» **ROWS**:
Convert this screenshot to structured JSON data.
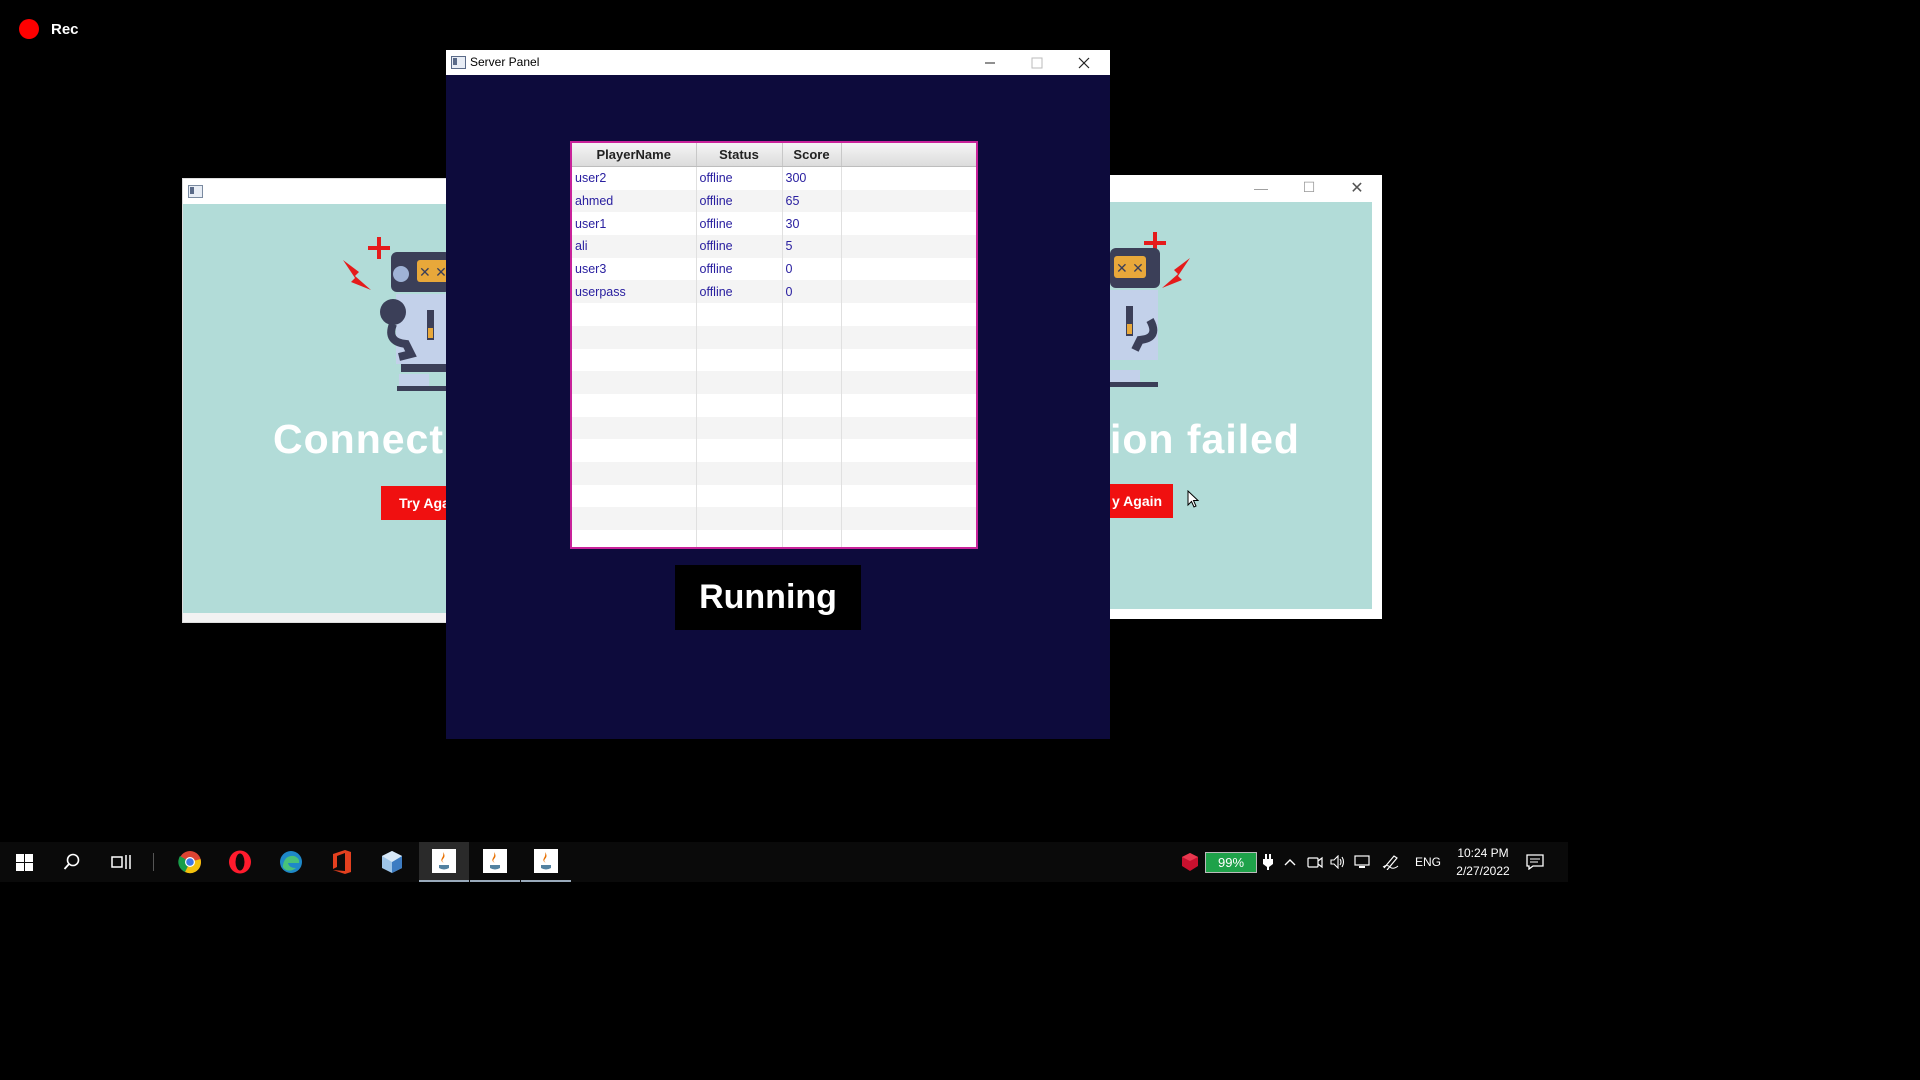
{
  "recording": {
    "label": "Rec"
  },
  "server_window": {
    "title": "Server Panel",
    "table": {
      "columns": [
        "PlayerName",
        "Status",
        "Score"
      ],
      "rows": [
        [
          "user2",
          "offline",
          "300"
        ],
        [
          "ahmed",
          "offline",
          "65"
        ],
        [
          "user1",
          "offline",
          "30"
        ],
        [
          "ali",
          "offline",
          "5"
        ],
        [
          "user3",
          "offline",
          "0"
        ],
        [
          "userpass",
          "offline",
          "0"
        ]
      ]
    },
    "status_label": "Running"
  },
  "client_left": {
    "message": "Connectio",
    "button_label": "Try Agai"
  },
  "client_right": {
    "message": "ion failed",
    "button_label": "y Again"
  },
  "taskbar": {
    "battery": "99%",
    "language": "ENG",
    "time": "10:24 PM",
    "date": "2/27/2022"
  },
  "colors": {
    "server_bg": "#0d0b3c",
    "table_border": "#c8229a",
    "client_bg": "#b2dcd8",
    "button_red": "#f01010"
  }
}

» **WHAT THE EXERCISE ASKS**: Copy all the data exactly as written, but skip any picture.

» **WRITTEN RESPONSE**:
Convert this screenshot to structured JSON data.
{
  "recording": {
    "label": "Rec"
  },
  "server_window": {
    "title": "Server Panel",
    "table": {
      "columns": [
        "PlayerName",
        "Status",
        "Score"
      ],
      "rows": [
        [
          "user2",
          "offline",
          "300"
        ],
        [
          "ahmed",
          "offline",
          "65"
        ],
        [
          "user1",
          "offline",
          "30"
        ],
        [
          "ali",
          "offline",
          "5"
        ],
        [
          "user3",
          "offline",
          "0"
        ],
        [
          "userpass",
          "offline",
          "0"
        ]
      ]
    },
    "status_label": "Running"
  },
  "client_left": {
    "message": "Connectio",
    "button_label": "Try Agai"
  },
  "client_right": {
    "message": "ion failed",
    "button_label": "y Again"
  },
  "taskbar": {
    "battery": "99%",
    "language": "ENG",
    "time": "10:24 PM",
    "date": "2/27/2022"
  },
  "colors": {
    "server_bg": "#0d0b3c",
    "table_border": "#c8229a",
    "client_bg": "#b2dcd8",
    "button_red": "#f01010"
  }
}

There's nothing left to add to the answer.